StatefulSets are valuable for applications that require one or more of the 
following.

* Stable, unique network identifiers.
* Stable, persistent storage.
* Ordered, graceful deployment and scaling.
* Ordered, graceful deletion and termination.

In the above, stable is synonymous with persistence across Pod (re)schedulings.
If an application doesn't require any stable identifiers or ordered deployment, 
deletion, or scaling, you should deploy your application with a controller that 
provides a set of stateless replicas. Controllers such as 
[Deployment](/docs/user-guide/deployments/) or 
[ReplicaSet](/docs/user-guide/replicasets/) may be better suited to your stateless needs.

### Limitations
* StatefulSet is a beta resource, not available in any Kubernetes release prior to 1.5.
* As with all alpha/beta resources, you can disable StatefulSet through the `--runtime-config` option passed to the apiserver.
* The storage for a given Pod must either be provisioned by a [PersistentVolume Provisioner](http://releases.k8s.io/{{page.githubbranch}}/examples/experimental/persistent-volume-provisioning/README.md) based on the requested `storage class`, or pre-provisioned by an admin.
* Deleting and/or scaling a StatefulSet down will *not* delete the volumes associated with the StatefulSet. This is done to ensure data safety, which is generally more valuable than an automatic purge of all related StatefulSet resources.

━━━━━━━━━━━━━━━━

**Directive A**
Identify every line in the records that contains the string "value" and copy each of those lines. Case counts.

━━━━━━━━━━━━━━━━

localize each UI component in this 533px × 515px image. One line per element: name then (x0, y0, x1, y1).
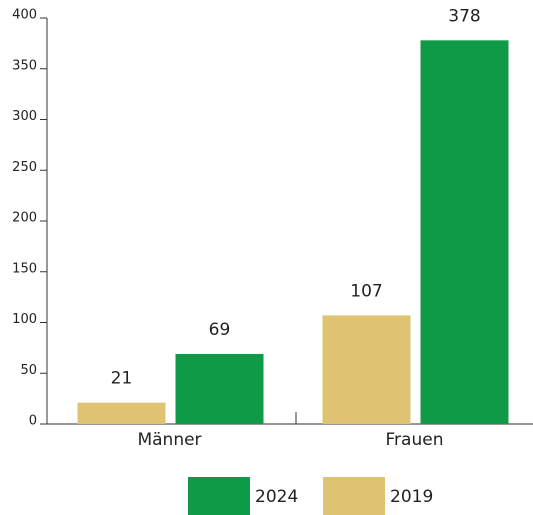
bar (322, 315, 411, 424)
value-label: 107 (350, 281, 382, 301)
y-tick-label: 0 (29, 414, 37, 429)
y-tick-label: 100 (12, 312, 37, 327)
legend-swatch (323, 477, 385, 515)
legend-swatch (188, 477, 250, 515)
value-label: 69 (209, 320, 231, 340)
y-tick-label: 350 (12, 58, 37, 73)
bar (420, 40, 509, 424)
legend-label: 2024 (255, 487, 298, 507)
y-tick-label: 50 (20, 363, 37, 378)
bar (77, 402, 166, 424)
value-label: 378 (448, 6, 480, 26)
y-tick-label: 250 (12, 160, 37, 175)
x-tick-label: Männer (137, 430, 201, 450)
bar (175, 353, 264, 424)
y-tick-label: 300 (12, 109, 37, 124)
y-tick-label: 150 (12, 261, 37, 276)
y-tick-label: 400 (12, 8, 37, 23)
legend-label: 2019 (390, 487, 433, 507)
y-tick-label: 200 (12, 211, 37, 226)
x-tick-label: Frauen (386, 430, 444, 450)
value-label: 21 (111, 369, 133, 389)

━━━━━━━━━━━━━━━━

**Directive B**
According to the StatefulSets excerpt, which option passed to the apiserver can be used to disable StatefulSet?

**Exercise response A**
value-label: 107 (350, 281, 382, 301)
value-label: 69 (209, 320, 231, 340)
value-label: 378 (448, 6, 480, 26)
value-label: 21 (111, 369, 133, 389)

**Exercise response B**
The `--runtime-config` option.